[Start Information given]

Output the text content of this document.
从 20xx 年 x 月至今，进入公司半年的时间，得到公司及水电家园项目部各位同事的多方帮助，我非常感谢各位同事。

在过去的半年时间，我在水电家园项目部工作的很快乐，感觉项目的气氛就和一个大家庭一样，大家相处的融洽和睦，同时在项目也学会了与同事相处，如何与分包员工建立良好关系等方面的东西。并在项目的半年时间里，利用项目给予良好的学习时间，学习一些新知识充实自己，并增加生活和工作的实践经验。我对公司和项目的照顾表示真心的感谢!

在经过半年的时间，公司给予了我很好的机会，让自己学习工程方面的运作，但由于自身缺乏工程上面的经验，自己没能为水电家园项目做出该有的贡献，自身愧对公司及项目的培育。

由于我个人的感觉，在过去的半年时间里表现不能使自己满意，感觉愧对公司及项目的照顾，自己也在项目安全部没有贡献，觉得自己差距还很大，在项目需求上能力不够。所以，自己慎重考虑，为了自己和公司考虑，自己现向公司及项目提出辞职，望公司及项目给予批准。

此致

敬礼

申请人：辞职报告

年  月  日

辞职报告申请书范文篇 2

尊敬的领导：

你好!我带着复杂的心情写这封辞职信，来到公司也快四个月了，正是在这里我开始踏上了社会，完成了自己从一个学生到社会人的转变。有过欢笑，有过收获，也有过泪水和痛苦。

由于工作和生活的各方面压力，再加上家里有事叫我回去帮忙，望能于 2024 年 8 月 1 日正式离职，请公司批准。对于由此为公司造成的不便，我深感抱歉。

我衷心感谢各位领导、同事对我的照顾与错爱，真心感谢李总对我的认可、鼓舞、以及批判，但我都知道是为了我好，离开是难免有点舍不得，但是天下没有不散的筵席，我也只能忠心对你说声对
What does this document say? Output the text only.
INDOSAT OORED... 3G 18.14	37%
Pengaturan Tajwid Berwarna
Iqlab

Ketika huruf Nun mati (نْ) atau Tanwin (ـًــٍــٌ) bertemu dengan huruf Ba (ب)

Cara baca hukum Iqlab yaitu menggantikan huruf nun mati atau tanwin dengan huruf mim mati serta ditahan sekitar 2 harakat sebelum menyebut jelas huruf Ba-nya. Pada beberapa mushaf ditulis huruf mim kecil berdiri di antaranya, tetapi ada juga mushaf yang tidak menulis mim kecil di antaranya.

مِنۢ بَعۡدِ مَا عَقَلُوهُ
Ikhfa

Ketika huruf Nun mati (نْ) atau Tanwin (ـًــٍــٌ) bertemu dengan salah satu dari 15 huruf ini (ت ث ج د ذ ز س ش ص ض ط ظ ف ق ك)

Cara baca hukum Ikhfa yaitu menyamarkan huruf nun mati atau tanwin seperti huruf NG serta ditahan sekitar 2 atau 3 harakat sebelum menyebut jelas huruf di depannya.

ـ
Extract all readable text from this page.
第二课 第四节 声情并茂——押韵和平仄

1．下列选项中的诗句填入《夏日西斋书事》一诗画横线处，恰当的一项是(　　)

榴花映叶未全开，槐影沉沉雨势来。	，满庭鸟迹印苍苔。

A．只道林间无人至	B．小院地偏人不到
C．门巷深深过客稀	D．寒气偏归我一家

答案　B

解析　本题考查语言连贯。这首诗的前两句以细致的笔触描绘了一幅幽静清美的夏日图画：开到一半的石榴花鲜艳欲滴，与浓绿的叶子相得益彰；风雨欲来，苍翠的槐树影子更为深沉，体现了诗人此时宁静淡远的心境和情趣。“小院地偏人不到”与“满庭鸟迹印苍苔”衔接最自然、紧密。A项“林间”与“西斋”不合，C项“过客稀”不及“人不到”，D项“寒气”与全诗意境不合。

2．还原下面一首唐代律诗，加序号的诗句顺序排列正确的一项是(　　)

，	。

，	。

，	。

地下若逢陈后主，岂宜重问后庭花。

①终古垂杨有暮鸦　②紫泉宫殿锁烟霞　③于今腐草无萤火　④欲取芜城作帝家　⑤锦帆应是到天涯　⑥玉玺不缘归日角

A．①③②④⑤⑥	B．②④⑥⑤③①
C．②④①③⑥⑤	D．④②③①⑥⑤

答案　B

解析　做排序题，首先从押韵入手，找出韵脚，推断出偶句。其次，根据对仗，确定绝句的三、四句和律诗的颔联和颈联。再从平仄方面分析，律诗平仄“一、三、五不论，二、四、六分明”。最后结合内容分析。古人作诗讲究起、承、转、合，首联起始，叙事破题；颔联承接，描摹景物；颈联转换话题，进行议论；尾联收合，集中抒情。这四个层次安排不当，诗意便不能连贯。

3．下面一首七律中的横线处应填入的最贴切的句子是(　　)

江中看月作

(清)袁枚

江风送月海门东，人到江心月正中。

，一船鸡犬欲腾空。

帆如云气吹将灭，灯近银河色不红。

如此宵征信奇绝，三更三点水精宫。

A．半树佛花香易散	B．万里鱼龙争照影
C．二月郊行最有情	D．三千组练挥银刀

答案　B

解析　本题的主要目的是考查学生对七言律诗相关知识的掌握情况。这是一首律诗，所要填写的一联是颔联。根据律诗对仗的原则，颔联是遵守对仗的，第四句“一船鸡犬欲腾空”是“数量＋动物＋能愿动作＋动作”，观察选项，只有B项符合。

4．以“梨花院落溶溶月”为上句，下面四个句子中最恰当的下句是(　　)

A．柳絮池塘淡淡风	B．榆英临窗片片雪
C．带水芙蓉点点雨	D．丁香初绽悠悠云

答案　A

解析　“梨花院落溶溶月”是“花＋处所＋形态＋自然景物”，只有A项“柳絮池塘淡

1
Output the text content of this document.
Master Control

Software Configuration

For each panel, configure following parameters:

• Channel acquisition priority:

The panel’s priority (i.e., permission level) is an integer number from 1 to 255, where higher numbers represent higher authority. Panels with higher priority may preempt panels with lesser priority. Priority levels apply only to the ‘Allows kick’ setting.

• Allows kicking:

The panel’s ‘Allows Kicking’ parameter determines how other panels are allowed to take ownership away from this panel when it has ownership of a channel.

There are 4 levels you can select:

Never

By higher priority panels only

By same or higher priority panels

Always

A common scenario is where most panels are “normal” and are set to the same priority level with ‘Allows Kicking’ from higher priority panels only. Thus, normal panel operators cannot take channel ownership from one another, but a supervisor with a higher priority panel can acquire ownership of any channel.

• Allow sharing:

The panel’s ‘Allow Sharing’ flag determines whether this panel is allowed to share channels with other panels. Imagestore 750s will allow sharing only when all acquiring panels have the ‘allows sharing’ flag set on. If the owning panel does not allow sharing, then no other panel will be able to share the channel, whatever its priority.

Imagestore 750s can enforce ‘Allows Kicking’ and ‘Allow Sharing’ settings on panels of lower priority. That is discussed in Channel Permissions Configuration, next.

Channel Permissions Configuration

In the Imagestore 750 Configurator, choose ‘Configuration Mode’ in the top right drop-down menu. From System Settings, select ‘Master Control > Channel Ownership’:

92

[End Information given]

§ Task objective
Return each line with "一船鸡犬欲腾空".

§ Result of this exercise
，一船鸡犬欲腾空。
解析　本题的主要目的是考查学生对七言律诗相关知识的掌握情况。这是一首律诗，所要填写的一联是颔联。根据律诗对仗的原则，颔联是遵守对仗的，第四句“一船鸡犬欲腾空”是“数量＋动物＋能愿动作＋动作”，观察选项，只有B项符合。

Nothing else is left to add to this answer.